THE DATA
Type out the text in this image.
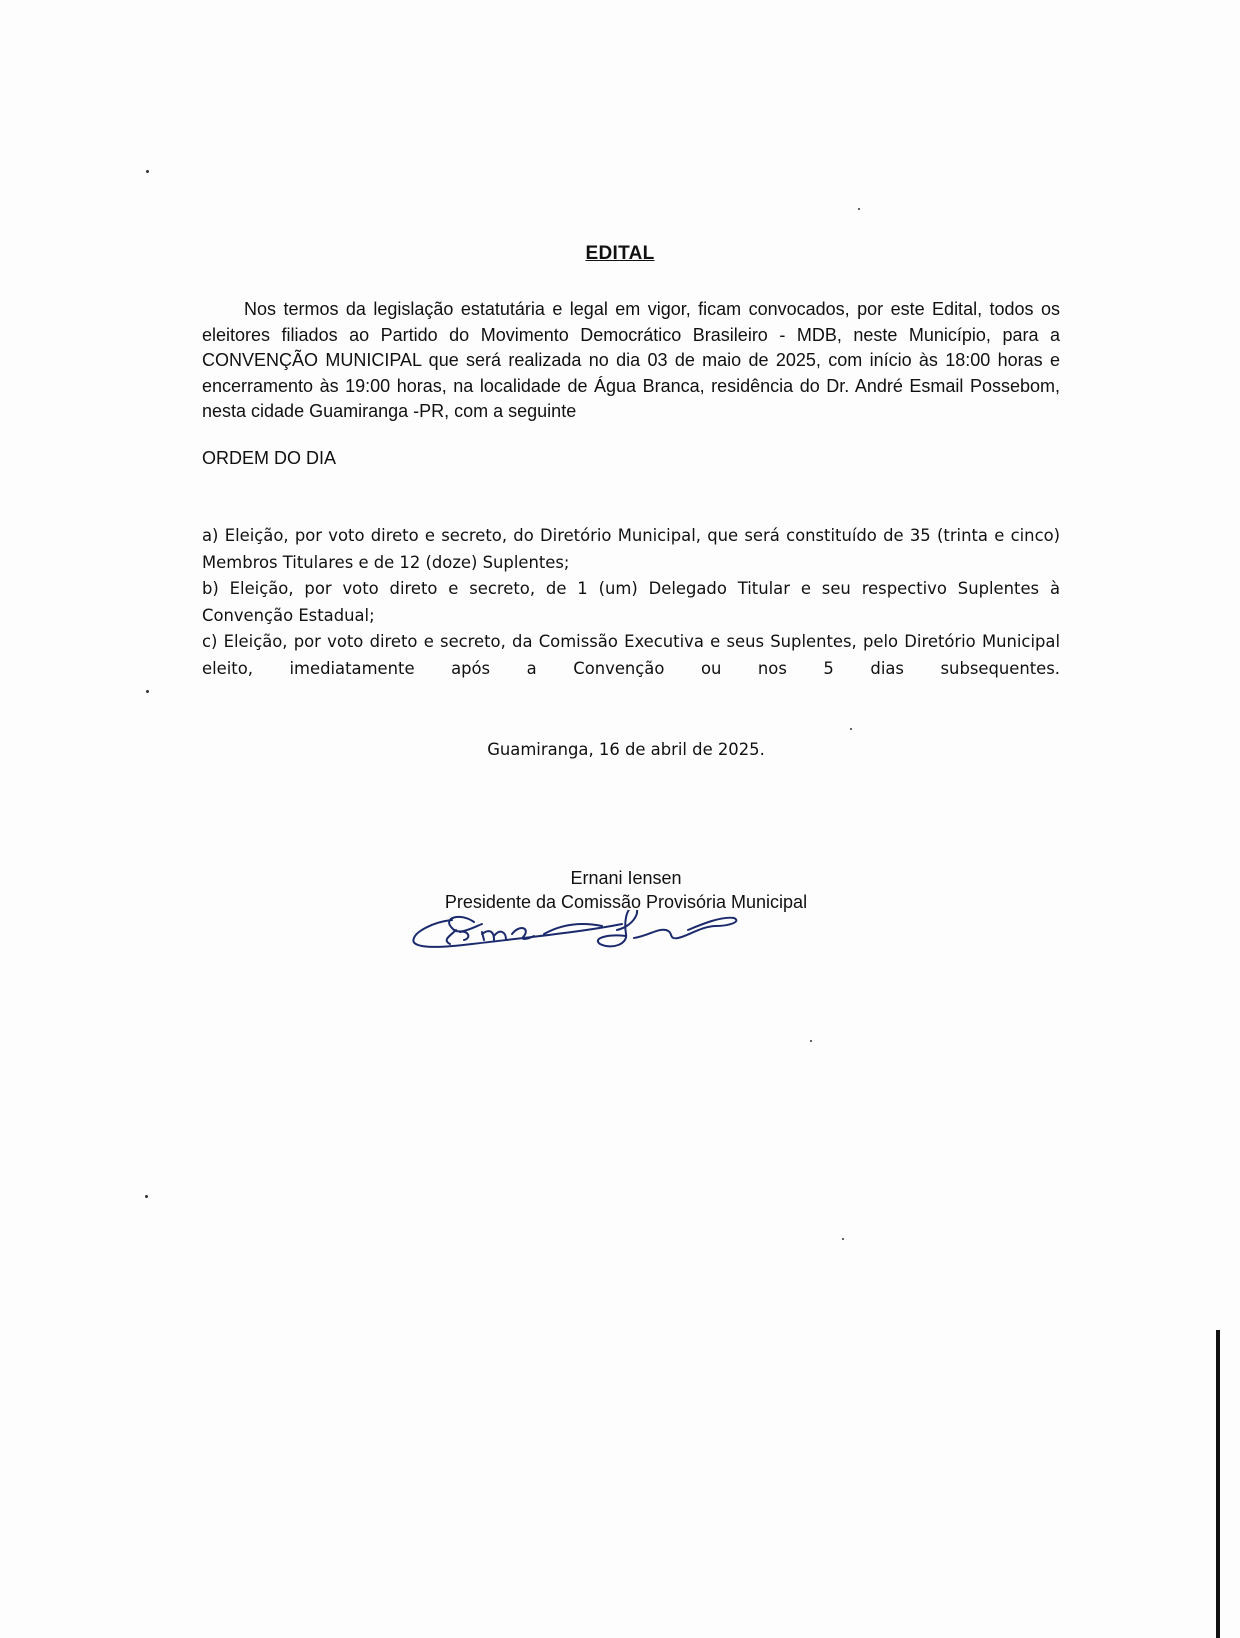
EDITAL

Nos termos da legislação estatutária e legal em vigor, ficam convocados, por este Edital, todos os eleitores filiados ao Partido do Movimento Democrático Brasileiro - MDB, neste Município, para a CONVENÇÃO MUNICIPAL que será realizada no dia 03 de maio de 2025, com início às 18:00 horas e encerramento às 19:00 horas, na localidade de Água Branca, residência do Dr. André Esmail Possebom, nesta cidade Guamiranga -PR, com a seguinte

ORDEM DO DIA

a) Eleição, por voto direto e secreto, do Diretório Municipal, que será constituído de 35 (trinta e cinco) Membros Titulares e de 12 (doze) Suplentes;
b) Eleição, por voto direto e secreto, de 1 (um) Delegado Titular e seu respectivo Suplentes à Convenção Estadual;
c) Eleição, por voto direto e secreto, da Comissão Executiva e seus Suplentes, pelo Diretório Municipal eleito, imediatamente após a Convenção ou nos 5 dias subsequentes.
Guamiranga, 16 de abril de 2025.
Ernani Iensen
Presidente da Comissão Provisória Municipal
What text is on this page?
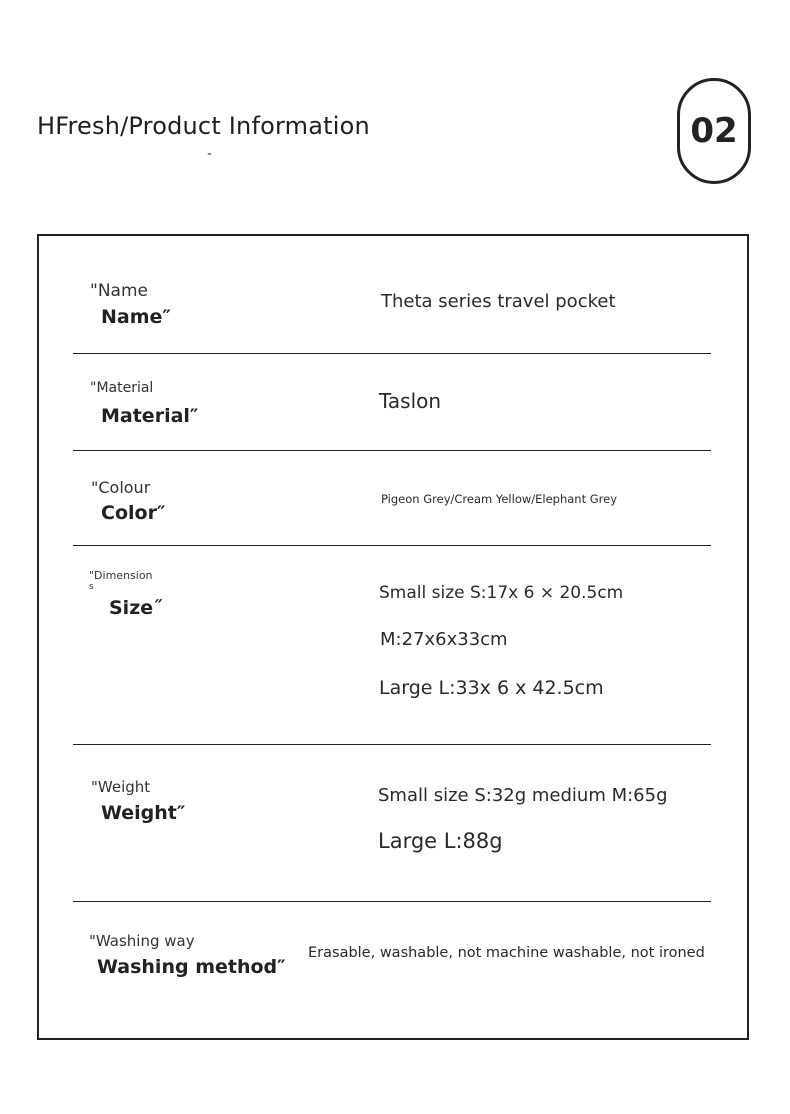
HFresh/Product Information
-
02
"Name
Name″
Theta series travel pocket
"Material
Material″
Taslon
"Colour
Color″
Pigeon Grey/Cream Yellow/Elephant Grey
"Dimension
s
Size˝
Small size S:17x 6 × 20.5cm
M:27x6x33cm
Large L:33x 6 x 42.5cm
"Weight
Weight″
Small size S:32g medium M:65g
Large L:88g
"Washing way
Washing method″
Erasable, washable, not machine washable, not ironed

EXERCISE INSTRUCTIONS
Repeat the lines above exactly, and keep every picture out.

WORKED ANSWER
Type out the text in this image.
EDITAL

Nos termos da legislação estatutária e legal em vigor, ficam convocados, por este Edital, todos os eleitores filiados ao Partido do Movimento Democrático Brasileiro - MDB, neste Município, para a CONVENÇÃO MUNICIPAL que será realizada no dia 03 de maio de 2025, com início às 18:00 horas e encerramento às 19:00 horas, na localidade de Água Branca, residência do Dr. André Esmail Possebom, nesta cidade Guamiranga -PR, com a seguinte

ORDEM DO DIA

a) Eleição, por voto direto e secreto, do Diretório Municipal, que será constituído de 35 (trinta e cinco) Membros Titulares e de 12 (doze) Suplentes;
b) Eleição, por voto direto e secreto, de 1 (um) Delegado Titular e seu respectivo Suplentes à Convenção Estadual;
c) Eleição, por voto direto e secreto, da Comissão Executiva e seus Suplentes, pelo Diretório Municipal eleito, imediatamente após a Convenção ou nos 5 dias subsequentes.
Guamiranga, 16 de abril de 2025.
Ernani Iensen
Presidente da Comissão Provisória Municipal
What text is on this page?
HFresh/Product Information
-
02
"Name
Name″
Theta series travel pocket
"Material
Material″
Taslon
"Colour
Color″
Pigeon Grey/Cream Yellow/Elephant Grey
"Dimension
s
Size˝
Small size S:17x 6 × 20.5cm
M:27x6x33cm
Large L:33x 6 x 42.5cm
"Weight
Weight″
Small size S:32g medium M:65g
Large L:88g
"Washing way
Washing method″
Erasable, washable, not machine washable, not ironed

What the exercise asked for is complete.